THE EXERCISE -> Reproduce every entry in the listing without alteration.

* start PROVIDED RECORDS *

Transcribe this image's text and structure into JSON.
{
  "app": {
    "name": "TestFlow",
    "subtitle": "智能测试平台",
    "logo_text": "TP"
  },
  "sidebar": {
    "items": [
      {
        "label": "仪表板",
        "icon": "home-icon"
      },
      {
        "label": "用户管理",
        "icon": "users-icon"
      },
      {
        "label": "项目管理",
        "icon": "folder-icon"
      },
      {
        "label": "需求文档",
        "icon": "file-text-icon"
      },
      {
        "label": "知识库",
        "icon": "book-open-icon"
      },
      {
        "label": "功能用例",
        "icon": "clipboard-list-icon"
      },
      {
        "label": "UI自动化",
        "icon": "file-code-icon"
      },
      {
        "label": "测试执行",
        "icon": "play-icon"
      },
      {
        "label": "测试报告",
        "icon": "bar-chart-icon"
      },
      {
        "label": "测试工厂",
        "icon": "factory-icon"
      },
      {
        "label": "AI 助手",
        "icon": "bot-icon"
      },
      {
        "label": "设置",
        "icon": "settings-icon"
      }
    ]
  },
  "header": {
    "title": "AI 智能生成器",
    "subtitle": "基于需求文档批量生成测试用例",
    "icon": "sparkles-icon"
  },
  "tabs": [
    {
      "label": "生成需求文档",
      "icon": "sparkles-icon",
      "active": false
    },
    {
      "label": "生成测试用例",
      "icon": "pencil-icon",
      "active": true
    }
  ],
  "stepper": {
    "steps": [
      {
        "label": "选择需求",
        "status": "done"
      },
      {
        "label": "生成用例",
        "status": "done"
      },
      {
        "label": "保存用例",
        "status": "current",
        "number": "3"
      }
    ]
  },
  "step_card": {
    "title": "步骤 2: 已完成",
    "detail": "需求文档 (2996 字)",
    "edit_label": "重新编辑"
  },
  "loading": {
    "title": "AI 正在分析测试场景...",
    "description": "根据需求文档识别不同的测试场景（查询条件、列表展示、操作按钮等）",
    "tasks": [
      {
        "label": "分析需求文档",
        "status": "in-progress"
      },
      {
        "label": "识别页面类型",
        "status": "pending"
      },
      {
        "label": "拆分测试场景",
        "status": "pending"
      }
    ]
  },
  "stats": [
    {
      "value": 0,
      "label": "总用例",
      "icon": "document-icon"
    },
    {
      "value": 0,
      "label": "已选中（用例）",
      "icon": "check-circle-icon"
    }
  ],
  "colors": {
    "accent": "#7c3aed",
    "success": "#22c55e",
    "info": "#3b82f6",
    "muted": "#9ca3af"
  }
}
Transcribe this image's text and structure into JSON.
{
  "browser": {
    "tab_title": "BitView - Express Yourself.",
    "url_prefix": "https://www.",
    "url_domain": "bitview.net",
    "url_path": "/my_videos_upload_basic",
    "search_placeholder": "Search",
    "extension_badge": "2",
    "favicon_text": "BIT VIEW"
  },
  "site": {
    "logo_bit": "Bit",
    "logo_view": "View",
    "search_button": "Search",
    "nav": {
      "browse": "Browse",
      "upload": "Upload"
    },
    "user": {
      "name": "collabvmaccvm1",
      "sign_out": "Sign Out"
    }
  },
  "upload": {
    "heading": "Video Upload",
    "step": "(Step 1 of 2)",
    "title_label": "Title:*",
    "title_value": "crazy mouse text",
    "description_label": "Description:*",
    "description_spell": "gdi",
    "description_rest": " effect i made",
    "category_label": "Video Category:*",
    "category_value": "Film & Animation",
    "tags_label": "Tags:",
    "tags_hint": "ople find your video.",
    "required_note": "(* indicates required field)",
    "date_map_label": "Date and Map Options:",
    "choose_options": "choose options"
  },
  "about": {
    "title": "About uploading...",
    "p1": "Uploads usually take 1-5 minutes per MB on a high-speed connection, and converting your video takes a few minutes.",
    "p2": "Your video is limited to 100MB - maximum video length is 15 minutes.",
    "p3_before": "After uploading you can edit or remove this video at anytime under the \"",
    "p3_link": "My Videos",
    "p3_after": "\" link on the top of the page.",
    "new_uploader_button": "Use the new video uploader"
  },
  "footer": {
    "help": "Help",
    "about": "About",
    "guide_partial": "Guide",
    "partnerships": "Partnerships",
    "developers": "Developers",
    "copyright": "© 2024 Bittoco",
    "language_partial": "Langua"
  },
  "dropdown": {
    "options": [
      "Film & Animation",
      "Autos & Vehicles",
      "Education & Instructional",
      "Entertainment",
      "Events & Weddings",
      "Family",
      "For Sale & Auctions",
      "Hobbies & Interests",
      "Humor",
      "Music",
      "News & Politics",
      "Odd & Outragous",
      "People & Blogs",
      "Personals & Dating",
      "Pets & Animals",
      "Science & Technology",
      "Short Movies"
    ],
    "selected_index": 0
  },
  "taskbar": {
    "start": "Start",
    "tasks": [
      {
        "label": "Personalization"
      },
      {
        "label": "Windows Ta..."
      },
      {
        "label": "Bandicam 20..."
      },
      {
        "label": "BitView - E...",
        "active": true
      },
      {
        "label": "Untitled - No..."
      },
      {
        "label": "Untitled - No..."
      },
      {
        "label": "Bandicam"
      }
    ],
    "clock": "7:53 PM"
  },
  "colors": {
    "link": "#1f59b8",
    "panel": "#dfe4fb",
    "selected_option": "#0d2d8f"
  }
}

* end PROVIDED RECORDS *

RESULT OF THE TASK ->
Transcribe this image's text and structure into JSON.
{
  "app": {
    "name": "TestFlow",
    "subtitle": "智能测试平台",
    "logo_text": "TP"
  },
  "sidebar": {
    "items": [
      {
        "label": "仪表板",
        "icon": "home-icon"
      },
      {
        "label": "用户管理",
        "icon": "users-icon"
      },
      {
        "label": "项目管理",
        "icon": "folder-icon"
      },
      {
        "label": "需求文档",
        "icon": "file-text-icon"
      },
      {
        "label": "知识库",
        "icon": "book-open-icon"
      },
      {
        "label": "功能用例",
        "icon": "clipboard-list-icon"
      },
      {
        "label": "UI自动化",
        "icon": "file-code-icon"
      },
      {
        "label": "测试执行",
        "icon": "play-icon"
      },
      {
        "label": "测试报告",
        "icon": "bar-chart-icon"
      },
      {
        "label": "测试工厂",
        "icon": "factory-icon"
      },
      {
        "label": "AI 助手",
        "icon": "bot-icon"
      },
      {
        "label": "设置",
        "icon": "settings-icon"
      }
    ]
  },
  "header": {
    "title": "AI 智能生成器",
    "subtitle": "基于需求文档批量生成测试用例",
    "icon": "sparkles-icon"
  },
  "tabs": [
    {
      "label": "生成需求文档",
      "icon": "sparkles-icon",
      "active": false
    },
    {
      "label": "生成测试用例",
      "icon": "pencil-icon",
      "active": true
    }
  ],
  "stepper": {
    "steps": [
      {
        "label": "选择需求",
        "status": "done"
      },
      {
        "label": "生成用例",
        "status": "done"
      },
      {
        "label": "保存用例",
        "status": "current",
        "number": "3"
      }
    ]
  },
  "step_card": {
    "title": "步骤 2: 已完成",
    "detail": "需求文档 (2996 字)",
    "edit_label": "重新编辑"
  },
  "loading": {
    "title": "AI 正在分析测试场景...",
    "description": "根据需求文档识别不同的测试场景（查询条件、列表展示、操作按钮等）",
    "tasks": [
      {
        "label": "分析需求文档",
        "status": "in-progress"
      },
      {
        "label": "识别页面类型",
        "status": "pending"
      },
      {
        "label": "拆分测试场景",
        "status": "pending"
      }
    ]
  },
  "stats": [
    {
      "value": 0,
      "label": "总用例",
      "icon": "document-icon"
    },
    {
      "value": 0,
      "label": "已选中（用例）",
      "icon": "check-circle-icon"
    }
  ],
  "colors": {
    "accent": "#7c3aed",
    "success": "#22c55e",
    "info": "#3b82f6",
    "muted": "#9ca3af"
  }
}
Transcribe this image's text and structure into JSON.
{
  "browser": {
    "tab_title": "BitView - Express Yourself.",
    "url_prefix": "https://www.",
    "url_domain": "bitview.net",
    "url_path": "/my_videos_upload_basic",
    "search_placeholder": "Search",
    "extension_badge": "2",
    "favicon_text": "BIT VIEW"
  },
  "site": {
    "logo_bit": "Bit",
    "logo_view": "View",
    "search_button": "Search",
    "nav": {
      "browse": "Browse",
      "upload": "Upload"
    },
    "user": {
      "name": "collabvmaccvm1",
      "sign_out": "Sign Out"
    }
  },
  "upload": {
    "heading": "Video Upload",
    "step": "(Step 1 of 2)",
    "title_label": "Title:*",
    "title_value": "crazy mouse text",
    "description_label": "Description:*",
    "description_spell": "gdi",
    "description_rest": " effect i made",
    "category_label": "Video Category:*",
    "category_value": "Film & Animation",
    "tags_label": "Tags:",
    "tags_hint": "ople find your video.",
    "required_note": "(* indicates required field)",
    "date_map_label": "Date and Map Options:",
    "choose_options": "choose options"
  },
  "about": {
    "title": "About uploading...",
    "p1": "Uploads usually take 1-5 minutes per MB on a high-speed connection, and converting your video takes a few minutes.",
    "p2": "Your video is limited to 100MB - maximum video length is 15 minutes.",
    "p3_before": "After uploading you can edit or remove this video at anytime under the \"",
    "p3_link": "My Videos",
    "p3_after": "\" link on the top of the page.",
    "new_uploader_button": "Use the new video uploader"
  },
  "footer": {
    "help": "Help",
    "about": "About",
    "guide_partial": "Guide",
    "partnerships": "Partnerships",
    "developers": "Developers",
    "copyright": "© 2024 Bittoco",
    "language_partial": "Langua"
  },
  "dropdown": {
    "options": [
      "Film & Animation",
      "Autos & Vehicles",
      "Education & Instructional",
      "Entertainment",
      "Events & Weddings",
      "Family",
      "For Sale & Auctions",
      "Hobbies & Interests",
      "Humor",
      "Music",
      "News & Politics",
      "Odd & Outragous",
      "People & Blogs",
      "Personals & Dating",
      "Pets & Animals",
      "Science & Technology",
      "Short Movies"
    ],
    "selected_index": 0
  },
  "taskbar": {
    "start": "Start",
    "tasks": [
      {
        "label": "Personalization"
      },
      {
        "label": "Windows Ta..."
      },
      {
        "label": "Bandicam 20..."
      },
      {
        "label": "BitView - E...",
        "active": true
      },
      {
        "label": "Untitled - No..."
      },
      {
        "label": "Untitled - No..."
      },
      {
        "label": "Bandicam"
      }
    ],
    "clock": "7:53 PM"
  },
  "colors": {
    "link": "#1f59b8",
    "panel": "#dfe4fb",
    "selected_option": "#0d2d8f"
  }
}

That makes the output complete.